- **Data for this exercise**:
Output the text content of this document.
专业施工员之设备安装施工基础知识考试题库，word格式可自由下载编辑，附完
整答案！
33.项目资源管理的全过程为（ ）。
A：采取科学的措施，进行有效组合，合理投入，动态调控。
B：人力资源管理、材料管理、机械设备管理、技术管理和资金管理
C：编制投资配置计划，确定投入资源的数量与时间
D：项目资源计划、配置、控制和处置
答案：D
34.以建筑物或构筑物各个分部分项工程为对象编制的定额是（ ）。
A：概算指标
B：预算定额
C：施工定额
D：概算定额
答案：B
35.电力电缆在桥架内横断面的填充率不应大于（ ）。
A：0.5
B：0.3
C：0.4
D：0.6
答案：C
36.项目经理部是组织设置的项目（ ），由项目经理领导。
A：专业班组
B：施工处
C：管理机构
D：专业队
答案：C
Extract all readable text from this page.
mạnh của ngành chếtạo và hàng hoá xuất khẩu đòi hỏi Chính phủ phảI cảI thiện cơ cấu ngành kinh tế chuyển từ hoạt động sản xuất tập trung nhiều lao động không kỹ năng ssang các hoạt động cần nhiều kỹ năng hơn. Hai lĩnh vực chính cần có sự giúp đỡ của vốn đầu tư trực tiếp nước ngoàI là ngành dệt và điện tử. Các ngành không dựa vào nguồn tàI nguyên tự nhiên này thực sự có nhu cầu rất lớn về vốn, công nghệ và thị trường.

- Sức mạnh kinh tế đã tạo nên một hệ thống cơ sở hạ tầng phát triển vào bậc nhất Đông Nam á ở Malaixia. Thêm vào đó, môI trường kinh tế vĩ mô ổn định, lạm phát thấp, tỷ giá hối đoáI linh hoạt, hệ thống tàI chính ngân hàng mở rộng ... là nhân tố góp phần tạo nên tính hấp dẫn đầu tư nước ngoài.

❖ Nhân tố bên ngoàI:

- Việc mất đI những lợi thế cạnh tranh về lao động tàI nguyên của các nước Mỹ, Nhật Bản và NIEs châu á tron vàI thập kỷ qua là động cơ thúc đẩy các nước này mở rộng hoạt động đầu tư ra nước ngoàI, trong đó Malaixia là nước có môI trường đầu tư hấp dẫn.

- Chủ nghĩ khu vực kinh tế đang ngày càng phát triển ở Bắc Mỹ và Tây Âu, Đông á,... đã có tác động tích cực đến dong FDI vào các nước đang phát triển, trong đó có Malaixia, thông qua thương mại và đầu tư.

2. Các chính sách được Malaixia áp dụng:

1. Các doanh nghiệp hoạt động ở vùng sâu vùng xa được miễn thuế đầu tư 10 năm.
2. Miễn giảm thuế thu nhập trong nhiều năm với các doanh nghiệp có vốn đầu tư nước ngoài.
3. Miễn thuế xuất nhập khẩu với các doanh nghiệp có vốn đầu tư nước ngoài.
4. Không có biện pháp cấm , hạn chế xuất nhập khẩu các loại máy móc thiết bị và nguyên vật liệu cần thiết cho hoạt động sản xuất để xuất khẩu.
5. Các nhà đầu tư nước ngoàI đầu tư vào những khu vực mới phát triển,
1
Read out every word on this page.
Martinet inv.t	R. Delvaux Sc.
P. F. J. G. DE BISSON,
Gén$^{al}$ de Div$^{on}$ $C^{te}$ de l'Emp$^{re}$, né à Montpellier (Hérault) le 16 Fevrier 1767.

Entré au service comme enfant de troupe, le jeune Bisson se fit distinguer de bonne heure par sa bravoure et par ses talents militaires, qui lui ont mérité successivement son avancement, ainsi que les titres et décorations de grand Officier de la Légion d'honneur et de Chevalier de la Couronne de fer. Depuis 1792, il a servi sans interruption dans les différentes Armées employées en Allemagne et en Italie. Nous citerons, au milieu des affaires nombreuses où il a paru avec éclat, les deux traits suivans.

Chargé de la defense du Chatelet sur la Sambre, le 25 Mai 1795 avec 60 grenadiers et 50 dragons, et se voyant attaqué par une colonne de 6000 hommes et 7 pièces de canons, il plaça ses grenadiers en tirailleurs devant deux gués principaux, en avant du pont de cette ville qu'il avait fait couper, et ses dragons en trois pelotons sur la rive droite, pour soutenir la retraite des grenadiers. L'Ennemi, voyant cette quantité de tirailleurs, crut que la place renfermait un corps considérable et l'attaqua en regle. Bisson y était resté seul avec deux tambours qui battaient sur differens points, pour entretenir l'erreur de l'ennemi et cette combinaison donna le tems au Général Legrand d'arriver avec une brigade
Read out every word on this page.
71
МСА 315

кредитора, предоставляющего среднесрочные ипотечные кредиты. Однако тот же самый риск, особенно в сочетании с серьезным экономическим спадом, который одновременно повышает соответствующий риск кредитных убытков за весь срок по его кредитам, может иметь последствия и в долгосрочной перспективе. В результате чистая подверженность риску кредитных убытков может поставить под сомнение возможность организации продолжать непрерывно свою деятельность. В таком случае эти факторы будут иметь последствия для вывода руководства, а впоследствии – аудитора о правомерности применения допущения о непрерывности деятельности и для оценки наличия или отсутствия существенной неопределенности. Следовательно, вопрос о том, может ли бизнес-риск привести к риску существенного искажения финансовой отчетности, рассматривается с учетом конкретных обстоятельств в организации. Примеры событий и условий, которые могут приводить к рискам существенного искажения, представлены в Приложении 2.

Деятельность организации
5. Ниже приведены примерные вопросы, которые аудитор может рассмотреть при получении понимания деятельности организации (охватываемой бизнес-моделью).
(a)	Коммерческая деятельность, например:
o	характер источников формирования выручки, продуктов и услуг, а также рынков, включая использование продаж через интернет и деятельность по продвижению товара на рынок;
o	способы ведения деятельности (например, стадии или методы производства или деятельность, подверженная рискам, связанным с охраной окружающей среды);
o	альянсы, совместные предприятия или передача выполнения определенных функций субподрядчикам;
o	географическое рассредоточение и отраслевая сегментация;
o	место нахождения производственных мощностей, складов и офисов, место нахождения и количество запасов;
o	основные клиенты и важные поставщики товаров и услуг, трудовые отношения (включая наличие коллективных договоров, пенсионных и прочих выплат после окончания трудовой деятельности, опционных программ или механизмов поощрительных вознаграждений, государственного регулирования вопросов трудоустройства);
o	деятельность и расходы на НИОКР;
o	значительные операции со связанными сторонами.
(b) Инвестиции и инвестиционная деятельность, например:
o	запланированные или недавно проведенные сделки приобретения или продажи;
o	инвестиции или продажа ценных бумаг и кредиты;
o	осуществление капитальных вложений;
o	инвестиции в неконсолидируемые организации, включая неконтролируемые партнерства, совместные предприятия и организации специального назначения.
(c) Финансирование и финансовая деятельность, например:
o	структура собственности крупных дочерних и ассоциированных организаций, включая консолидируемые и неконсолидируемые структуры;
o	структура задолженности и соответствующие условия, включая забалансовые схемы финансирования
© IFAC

- **Instructions for the task**: Copy each line of the data above that holds "совместные".

- **The result**:
o	альянсы, совместные предприятия или передача выполнения определенных функций субподрядчикам;
o	инвестиции в неконсолидируемые организации, включая неконтролируемые партнерства, совместные предприятия и организации специального назначения.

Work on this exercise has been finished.